#### Aim:
Leave every picture out and write out the records below exactly.

#### Record extracts:

+ + + +

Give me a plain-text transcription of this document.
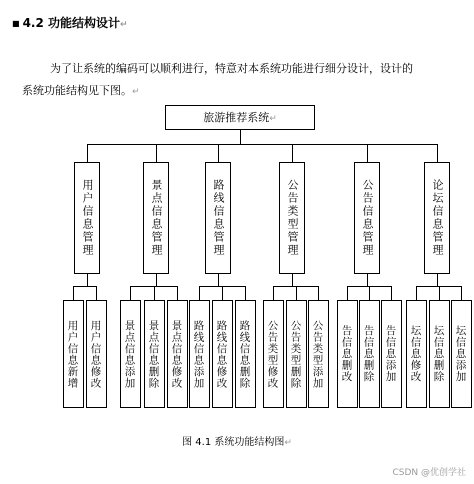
■ 4.2 功能结构设计↵
为了让系统的编码可以顺利进行，特意对本系统功能进行细分设计，设计的
系统功能结构见下图。↵
旅游推荐系统↵
用户信息管理
用户信息新增 用户信息修改
景点信息管理
景点信息添加 景点信息删除 景点信息修改
路线信息管理
路线信息添加 路线信息修改 路线信息删除
公告类型管理
公告类型修改 公告类型删除 公告类型添加
公告信息管理
告信息删改 告信息删除 告信息添加
论坛信息管理
坛信息修改 坛信息删除 坛信息添加
图 4.1 系统功能结构图↵
CSDN @优创学社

+ + + +

#### Exercise solution:
Give me a plain-text transcription of this document.
■ 4.2 功能结构设计↵
为了让系统的编码可以顺利进行，特意对本系统功能进行细分设计，设计的
系统功能结构见下图。↵
旅游推荐系统↵
用户信息管理
用户信息新增 用户信息修改
景点信息管理
景点信息添加 景点信息删除 景点信息修改
路线信息管理
路线信息添加 路线信息修改 路线信息删除
公告类型管理
公告类型修改 公告类型删除 公告类型添加
公告信息管理
告信息删改 告信息删除 告信息添加
论坛信息管理
坛信息修改 坛信息删除 坛信息添加
图 4.1 系统功能结构图↵
CSDN @优创学社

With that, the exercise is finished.